_Data shown:_
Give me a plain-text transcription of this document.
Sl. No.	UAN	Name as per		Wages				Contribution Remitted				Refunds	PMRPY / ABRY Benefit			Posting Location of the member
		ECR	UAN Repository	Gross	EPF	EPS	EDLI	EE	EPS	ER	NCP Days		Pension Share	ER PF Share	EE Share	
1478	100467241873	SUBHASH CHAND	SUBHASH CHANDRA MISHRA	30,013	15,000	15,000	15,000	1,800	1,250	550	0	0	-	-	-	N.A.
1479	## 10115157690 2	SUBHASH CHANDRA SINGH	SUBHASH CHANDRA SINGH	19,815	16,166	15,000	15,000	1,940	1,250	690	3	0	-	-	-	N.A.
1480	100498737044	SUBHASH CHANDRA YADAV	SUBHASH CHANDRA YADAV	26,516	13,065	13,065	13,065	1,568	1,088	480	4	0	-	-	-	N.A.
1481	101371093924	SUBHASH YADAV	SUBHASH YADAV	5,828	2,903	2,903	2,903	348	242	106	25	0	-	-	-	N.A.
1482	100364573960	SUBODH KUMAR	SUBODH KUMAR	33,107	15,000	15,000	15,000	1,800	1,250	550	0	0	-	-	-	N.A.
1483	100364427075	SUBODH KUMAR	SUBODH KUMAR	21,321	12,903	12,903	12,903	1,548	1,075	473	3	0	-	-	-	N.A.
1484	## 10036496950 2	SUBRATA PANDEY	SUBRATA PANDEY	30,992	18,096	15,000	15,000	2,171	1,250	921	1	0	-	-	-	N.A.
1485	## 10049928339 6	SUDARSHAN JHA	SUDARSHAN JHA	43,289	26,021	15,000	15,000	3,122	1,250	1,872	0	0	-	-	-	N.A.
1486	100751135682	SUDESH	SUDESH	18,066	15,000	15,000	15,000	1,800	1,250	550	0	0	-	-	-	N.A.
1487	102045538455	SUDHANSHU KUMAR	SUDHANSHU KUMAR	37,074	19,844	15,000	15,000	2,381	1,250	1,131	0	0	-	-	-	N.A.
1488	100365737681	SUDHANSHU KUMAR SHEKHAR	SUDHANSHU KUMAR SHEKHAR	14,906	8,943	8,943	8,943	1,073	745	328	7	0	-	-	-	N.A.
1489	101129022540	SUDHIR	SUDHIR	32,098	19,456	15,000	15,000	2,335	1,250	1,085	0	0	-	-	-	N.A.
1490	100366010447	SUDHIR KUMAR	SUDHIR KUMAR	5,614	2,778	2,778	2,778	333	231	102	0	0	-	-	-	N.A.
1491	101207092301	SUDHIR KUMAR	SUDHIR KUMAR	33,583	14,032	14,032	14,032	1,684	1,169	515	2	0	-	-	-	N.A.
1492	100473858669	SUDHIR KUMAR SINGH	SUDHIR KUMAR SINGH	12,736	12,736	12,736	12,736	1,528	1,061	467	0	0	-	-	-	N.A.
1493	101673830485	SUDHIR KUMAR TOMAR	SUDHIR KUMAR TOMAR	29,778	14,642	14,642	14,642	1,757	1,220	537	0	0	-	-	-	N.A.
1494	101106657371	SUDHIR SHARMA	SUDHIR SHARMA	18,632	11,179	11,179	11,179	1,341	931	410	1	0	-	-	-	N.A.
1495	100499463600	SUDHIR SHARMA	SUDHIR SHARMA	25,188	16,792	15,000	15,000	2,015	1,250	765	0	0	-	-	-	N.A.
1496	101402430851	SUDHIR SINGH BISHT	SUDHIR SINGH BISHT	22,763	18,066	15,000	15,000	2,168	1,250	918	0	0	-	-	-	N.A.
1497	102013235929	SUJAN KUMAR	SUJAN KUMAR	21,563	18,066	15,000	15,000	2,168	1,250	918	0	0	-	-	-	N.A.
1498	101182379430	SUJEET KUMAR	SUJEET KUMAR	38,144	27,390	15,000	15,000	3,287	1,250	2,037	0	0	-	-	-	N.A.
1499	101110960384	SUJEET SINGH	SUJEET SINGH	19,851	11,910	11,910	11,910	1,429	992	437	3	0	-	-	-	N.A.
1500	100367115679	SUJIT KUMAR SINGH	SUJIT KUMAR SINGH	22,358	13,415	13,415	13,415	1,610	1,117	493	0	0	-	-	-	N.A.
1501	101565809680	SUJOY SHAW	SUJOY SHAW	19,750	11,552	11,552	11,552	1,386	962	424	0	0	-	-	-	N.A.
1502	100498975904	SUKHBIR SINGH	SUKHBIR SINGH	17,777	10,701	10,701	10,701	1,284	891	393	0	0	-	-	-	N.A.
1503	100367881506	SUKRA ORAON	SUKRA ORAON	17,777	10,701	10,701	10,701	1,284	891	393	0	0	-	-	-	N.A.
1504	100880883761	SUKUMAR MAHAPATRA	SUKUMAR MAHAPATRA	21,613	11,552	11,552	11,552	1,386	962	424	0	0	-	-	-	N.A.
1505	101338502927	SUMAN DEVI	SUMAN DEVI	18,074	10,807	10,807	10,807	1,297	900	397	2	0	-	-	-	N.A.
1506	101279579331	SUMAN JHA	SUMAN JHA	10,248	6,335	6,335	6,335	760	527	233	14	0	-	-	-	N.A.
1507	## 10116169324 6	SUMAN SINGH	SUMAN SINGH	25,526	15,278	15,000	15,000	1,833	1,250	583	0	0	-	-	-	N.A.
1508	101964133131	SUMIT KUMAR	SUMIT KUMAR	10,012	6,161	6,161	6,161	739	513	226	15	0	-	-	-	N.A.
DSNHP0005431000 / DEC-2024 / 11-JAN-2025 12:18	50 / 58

_Prompt:_ Using the listing above, please repeat every entry exactly.

_Task output:_
Give me a plain-text transcription of this document.
Sl. No.	UAN	Name as per		Wages				Contribution Remitted				Refunds	PMRPY / ABRY Benefit			Posting Location of the member
		ECR	UAN Repository	Gross	EPF	EPS	EDLI	EE	EPS	ER	NCP Days		Pension Share	ER PF Share	EE Share	
1478	100467241873	SUBHASH CHAND	SUBHASH CHANDRA MISHRA	30,013	15,000	15,000	15,000	1,800	1,250	550	0	0	-	-	-	N.A.
1479	## 10115157690 2	SUBHASH CHANDRA SINGH	SUBHASH CHANDRA SINGH	19,815	16,166	15,000	15,000	1,940	1,250	690	3	0	-	-	-	N.A.
1480	100498737044	SUBHASH CHANDRA YADAV	SUBHASH CHANDRA YADAV	26,516	13,065	13,065	13,065	1,568	1,088	480	4	0	-	-	-	N.A.
1481	101371093924	SUBHASH YADAV	SUBHASH YADAV	5,828	2,903	2,903	2,903	348	242	106	25	0	-	-	-	N.A.
1482	100364573960	SUBODH KUMAR	SUBODH KUMAR	33,107	15,000	15,000	15,000	1,800	1,250	550	0	0	-	-	-	N.A.
1483	100364427075	SUBODH KUMAR	SUBODH KUMAR	21,321	12,903	12,903	12,903	1,548	1,075	473	3	0	-	-	-	N.A.
1484	## 10036496950 2	SUBRATA PANDEY	SUBRATA PANDEY	30,992	18,096	15,000	15,000	2,171	1,250	921	1	0	-	-	-	N.A.
1485	## 10049928339 6	SUDARSHAN JHA	SUDARSHAN JHA	43,289	26,021	15,000	15,000	3,122	1,250	1,872	0	0	-	-	-	N.A.
1486	100751135682	SUDESH	SUDESH	18,066	15,000	15,000	15,000	1,800	1,250	550	0	0	-	-	-	N.A.
1487	102045538455	SUDHANSHU KUMAR	SUDHANSHU KUMAR	37,074	19,844	15,000	15,000	2,381	1,250	1,131	0	0	-	-	-	N.A.
1488	100365737681	SUDHANSHU KUMAR SHEKHAR	SUDHANSHU KUMAR SHEKHAR	14,906	8,943	8,943	8,943	1,073	745	328	7	0	-	-	-	N.A.
1489	101129022540	SUDHIR	SUDHIR	32,098	19,456	15,000	15,000	2,335	1,250	1,085	0	0	-	-	-	N.A.
1490	100366010447	SUDHIR KUMAR	SUDHIR KUMAR	5,614	2,778	2,778	2,778	333	231	102	0	0	-	-	-	N.A.
1491	101207092301	SUDHIR KUMAR	SUDHIR KUMAR	33,583	14,032	14,032	14,032	1,684	1,169	515	2	0	-	-	-	N.A.
1492	100473858669	SUDHIR KUMAR SINGH	SUDHIR KUMAR SINGH	12,736	12,736	12,736	12,736	1,528	1,061	467	0	0	-	-	-	N.A.
1493	101673830485	SUDHIR KUMAR TOMAR	SUDHIR KUMAR TOMAR	29,778	14,642	14,642	14,642	1,757	1,220	537	0	0	-	-	-	N.A.
1494	101106657371	SUDHIR SHARMA	SUDHIR SHARMA	18,632	11,179	11,179	11,179	1,341	931	410	1	0	-	-	-	N.A.
1495	100499463600	SUDHIR SHARMA	SUDHIR SHARMA	25,188	16,792	15,000	15,000	2,015	1,250	765	0	0	-	-	-	N.A.
1496	101402430851	SUDHIR SINGH BISHT	SUDHIR SINGH BISHT	22,763	18,066	15,000	15,000	2,168	1,250	918	0	0	-	-	-	N.A.
1497	102013235929	SUJAN KUMAR	SUJAN KUMAR	21,563	18,066	15,000	15,000	2,168	1,250	918	0	0	-	-	-	N.A.
1498	101182379430	SUJEET KUMAR	SUJEET KUMAR	38,144	27,390	15,000	15,000	3,287	1,250	2,037	0	0	-	-	-	N.A.
1499	101110960384	SUJEET SINGH	SUJEET SINGH	19,851	11,910	11,910	11,910	1,429	992	437	3	0	-	-	-	N.A.
1500	100367115679	SUJIT KUMAR SINGH	SUJIT KUMAR SINGH	22,358	13,415	13,415	13,415	1,610	1,117	493	0	0	-	-	-	N.A.
1501	101565809680	SUJOY SHAW	SUJOY SHAW	19,750	11,552	11,552	11,552	1,386	962	424	0	0	-	-	-	N.A.
1502	100498975904	SUKHBIR SINGH	SUKHBIR SINGH	17,777	10,701	10,701	10,701	1,284	891	393	0	0	-	-	-	N.A.
1503	100367881506	SUKRA ORAON	SUKRA ORAON	17,777	10,701	10,701	10,701	1,284	891	393	0	0	-	-	-	N.A.
1504	100880883761	SUKUMAR MAHAPATRA	SUKUMAR MAHAPATRA	21,613	11,552	11,552	11,552	1,386	962	424	0	0	-	-	-	N.A.
1505	101338502927	SUMAN DEVI	SUMAN DEVI	18,074	10,807	10,807	10,807	1,297	900	397	2	0	-	-	-	N.A.
1506	101279579331	SUMAN JHA	SUMAN JHA	10,248	6,335	6,335	6,335	760	527	233	14	0	-	-	-	N.A.
1507	## 10116169324 6	SUMAN SINGH	SUMAN SINGH	25,526	15,278	15,000	15,000	1,833	1,250	583	0	0	-	-	-	N.A.
1508	101964133131	SUMIT KUMAR	SUMIT KUMAR	10,012	6,161	6,161	6,161	739	513	226	15	0	-	-	-	N.A.
DSNHP0005431000 / DEC-2024 / 11-JAN-2025 12:18	50 / 58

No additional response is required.